Retype every entry word for word.
───── Supplied entries ─────
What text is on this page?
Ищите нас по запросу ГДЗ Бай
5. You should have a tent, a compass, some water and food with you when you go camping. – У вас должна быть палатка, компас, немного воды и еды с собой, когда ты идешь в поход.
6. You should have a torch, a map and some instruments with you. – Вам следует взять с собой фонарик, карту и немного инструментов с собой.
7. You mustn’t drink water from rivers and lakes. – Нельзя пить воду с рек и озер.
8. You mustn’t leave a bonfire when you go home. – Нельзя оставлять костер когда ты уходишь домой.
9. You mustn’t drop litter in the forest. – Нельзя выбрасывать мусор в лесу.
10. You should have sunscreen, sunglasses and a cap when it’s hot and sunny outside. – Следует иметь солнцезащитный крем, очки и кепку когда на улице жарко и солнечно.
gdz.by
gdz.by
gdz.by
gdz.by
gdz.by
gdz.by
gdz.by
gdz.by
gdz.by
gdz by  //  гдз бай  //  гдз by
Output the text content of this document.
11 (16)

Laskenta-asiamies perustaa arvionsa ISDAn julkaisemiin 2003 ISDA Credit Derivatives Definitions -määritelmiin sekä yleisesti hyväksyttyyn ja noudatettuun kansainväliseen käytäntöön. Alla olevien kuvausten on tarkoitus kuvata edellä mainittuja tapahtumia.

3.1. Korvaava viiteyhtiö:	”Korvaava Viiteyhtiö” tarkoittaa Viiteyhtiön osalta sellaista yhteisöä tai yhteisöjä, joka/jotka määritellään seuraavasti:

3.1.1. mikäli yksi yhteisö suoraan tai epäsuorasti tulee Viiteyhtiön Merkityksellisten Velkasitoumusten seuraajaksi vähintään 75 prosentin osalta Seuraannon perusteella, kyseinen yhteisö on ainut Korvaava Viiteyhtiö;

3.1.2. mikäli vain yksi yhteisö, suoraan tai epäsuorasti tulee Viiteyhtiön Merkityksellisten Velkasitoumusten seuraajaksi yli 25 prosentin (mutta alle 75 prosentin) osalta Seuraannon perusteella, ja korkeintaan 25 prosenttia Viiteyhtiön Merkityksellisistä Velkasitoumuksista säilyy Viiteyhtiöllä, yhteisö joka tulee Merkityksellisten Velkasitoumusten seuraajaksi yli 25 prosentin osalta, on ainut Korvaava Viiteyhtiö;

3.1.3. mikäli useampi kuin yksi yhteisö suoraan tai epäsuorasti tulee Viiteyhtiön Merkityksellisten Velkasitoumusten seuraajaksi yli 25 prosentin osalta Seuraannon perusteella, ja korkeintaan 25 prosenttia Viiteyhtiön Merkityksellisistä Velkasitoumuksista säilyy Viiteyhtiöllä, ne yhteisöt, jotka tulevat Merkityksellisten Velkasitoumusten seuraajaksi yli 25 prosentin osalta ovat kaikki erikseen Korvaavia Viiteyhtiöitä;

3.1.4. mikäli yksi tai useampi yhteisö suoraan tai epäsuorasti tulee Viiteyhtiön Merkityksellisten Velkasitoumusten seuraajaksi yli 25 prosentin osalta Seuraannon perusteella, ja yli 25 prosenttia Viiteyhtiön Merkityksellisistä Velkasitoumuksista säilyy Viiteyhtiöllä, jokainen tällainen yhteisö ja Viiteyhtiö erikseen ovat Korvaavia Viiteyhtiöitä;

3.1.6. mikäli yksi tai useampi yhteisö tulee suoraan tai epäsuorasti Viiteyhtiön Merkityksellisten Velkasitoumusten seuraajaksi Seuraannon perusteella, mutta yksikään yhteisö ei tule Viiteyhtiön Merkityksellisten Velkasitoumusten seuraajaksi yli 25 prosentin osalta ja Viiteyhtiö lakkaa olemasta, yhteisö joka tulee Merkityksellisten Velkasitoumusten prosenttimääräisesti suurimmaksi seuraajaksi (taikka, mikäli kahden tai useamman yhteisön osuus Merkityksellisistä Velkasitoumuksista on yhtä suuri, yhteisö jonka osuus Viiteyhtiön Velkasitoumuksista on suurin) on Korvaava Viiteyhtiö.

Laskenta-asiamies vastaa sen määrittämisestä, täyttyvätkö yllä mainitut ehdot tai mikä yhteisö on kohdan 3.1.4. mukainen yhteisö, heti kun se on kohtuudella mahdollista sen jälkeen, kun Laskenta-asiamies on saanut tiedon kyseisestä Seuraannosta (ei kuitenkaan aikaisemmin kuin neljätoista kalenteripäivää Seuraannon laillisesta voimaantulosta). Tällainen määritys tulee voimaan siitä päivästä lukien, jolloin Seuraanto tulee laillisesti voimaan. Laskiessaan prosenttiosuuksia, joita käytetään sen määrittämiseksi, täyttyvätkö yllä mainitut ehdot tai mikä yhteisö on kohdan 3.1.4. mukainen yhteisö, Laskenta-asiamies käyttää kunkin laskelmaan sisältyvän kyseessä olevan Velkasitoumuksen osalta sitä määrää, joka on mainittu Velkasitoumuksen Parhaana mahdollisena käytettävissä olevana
─────
Task output.
What text is on this page?
Ищите нас по запросу ГДЗ Бай
5. You should have a tent, a compass, some water and food with you when you go camping. – У вас должна быть палатка, компас, немного воды и еды с собой, когда ты идешь в поход.
6. You should have a torch, a map and some instruments with you. – Вам следует взять с собой фонарик, карту и немного инструментов с собой.
7. You mustn’t drink water from rivers and lakes. – Нельзя пить воду с рек и озер.
8. You mustn’t leave a bonfire when you go home. – Нельзя оставлять костер когда ты уходишь домой.
9. You mustn’t drop litter in the forest. – Нельзя выбрасывать мусор в лесу.
10. You should have sunscreen, sunglasses and a cap when it’s hot and sunny outside. – Следует иметь солнцезащитный крем, очки и кепку когда на улице жарко и солнечно.
gdz.by
gdz.by
gdz.by
gdz.by
gdz.by
gdz.by
gdz.by
gdz.by
gdz.by
gdz by  //  гдз бай  //  гдз by
Output the text content of this document.
11 (16)

Laskenta-asiamies perustaa arvionsa ISDAn julkaisemiin 2003 ISDA Credit Derivatives Definitions -määritelmiin sekä yleisesti hyväksyttyyn ja noudatettuun kansainväliseen käytäntöön. Alla olevien kuvausten on tarkoitus kuvata edellä mainittuja tapahtumia.

3.1. Korvaava viiteyhtiö:	”Korvaava Viiteyhtiö” tarkoittaa Viiteyhtiön osalta sellaista yhteisöä tai yhteisöjä, joka/jotka määritellään seuraavasti:

3.1.1. mikäli yksi yhteisö suoraan tai epäsuorasti tulee Viiteyhtiön Merkityksellisten Velkasitoumusten seuraajaksi vähintään 75 prosentin osalta Seuraannon perusteella, kyseinen yhteisö on ainut Korvaava Viiteyhtiö;

3.1.2. mikäli vain yksi yhteisö, suoraan tai epäsuorasti tulee Viiteyhtiön Merkityksellisten Velkasitoumusten seuraajaksi yli 25 prosentin (mutta alle 75 prosentin) osalta Seuraannon perusteella, ja korkeintaan 25 prosenttia Viiteyhtiön Merkityksellisistä Velkasitoumuksista säilyy Viiteyhtiöllä, yhteisö joka tulee Merkityksellisten Velkasitoumusten seuraajaksi yli 25 prosentin osalta, on ainut Korvaava Viiteyhtiö;

3.1.3. mikäli useampi kuin yksi yhteisö suoraan tai epäsuorasti tulee Viiteyhtiön Merkityksellisten Velkasitoumusten seuraajaksi yli 25 prosentin osalta Seuraannon perusteella, ja korkeintaan 25 prosenttia Viiteyhtiön Merkityksellisistä Velkasitoumuksista säilyy Viiteyhtiöllä, ne yhteisöt, jotka tulevat Merkityksellisten Velkasitoumusten seuraajaksi yli 25 prosentin osalta ovat kaikki erikseen Korvaavia Viiteyhtiöitä;

3.1.4. mikäli yksi tai useampi yhteisö suoraan tai epäsuorasti tulee Viiteyhtiön Merkityksellisten Velkasitoumusten seuraajaksi yli 25 prosentin osalta Seuraannon perusteella, ja yli 25 prosenttia Viiteyhtiön Merkityksellisistä Velkasitoumuksista säilyy Viiteyhtiöllä, jokainen tällainen yhteisö ja Viiteyhtiö erikseen ovat Korvaavia Viiteyhtiöitä;

3.1.6. mikäli yksi tai useampi yhteisö tulee suoraan tai epäsuorasti Viiteyhtiön Merkityksellisten Velkasitoumusten seuraajaksi Seuraannon perusteella, mutta yksikään yhteisö ei tule Viiteyhtiön Merkityksellisten Velkasitoumusten seuraajaksi yli 25 prosentin osalta ja Viiteyhtiö lakkaa olemasta, yhteisö joka tulee Merkityksellisten Velkasitoumusten prosenttimääräisesti suurimmaksi seuraajaksi (taikka, mikäli kahden tai useamman yhteisön osuus Merkityksellisistä Velkasitoumuksista on yhtä suuri, yhteisö jonka osuus Viiteyhtiön Velkasitoumuksista on suurin) on Korvaava Viiteyhtiö.

Laskenta-asiamies vastaa sen määrittämisestä, täyttyvätkö yllä mainitut ehdot tai mikä yhteisö on kohdan 3.1.4. mukainen yhteisö, heti kun se on kohtuudella mahdollista sen jälkeen, kun Laskenta-asiamies on saanut tiedon kyseisestä Seuraannosta (ei kuitenkaan aikaisemmin kuin neljätoista kalenteripäivää Seuraannon laillisesta voimaantulosta). Tällainen määritys tulee voimaan siitä päivästä lukien, jolloin Seuraanto tulee laillisesti voimaan. Laskiessaan prosenttiosuuksia, joita käytetään sen määrittämiseksi, täyttyvätkö yllä mainitut ehdot tai mikä yhteisö on kohdan 3.1.4. mukainen yhteisö, Laskenta-asiamies käyttää kunkin laskelmaan sisältyvän kyseessä olevan Velkasitoumuksen osalta sitä määrää, joka on mainittu Velkasitoumuksen Parhaana mahdollisena käytettävissä olevana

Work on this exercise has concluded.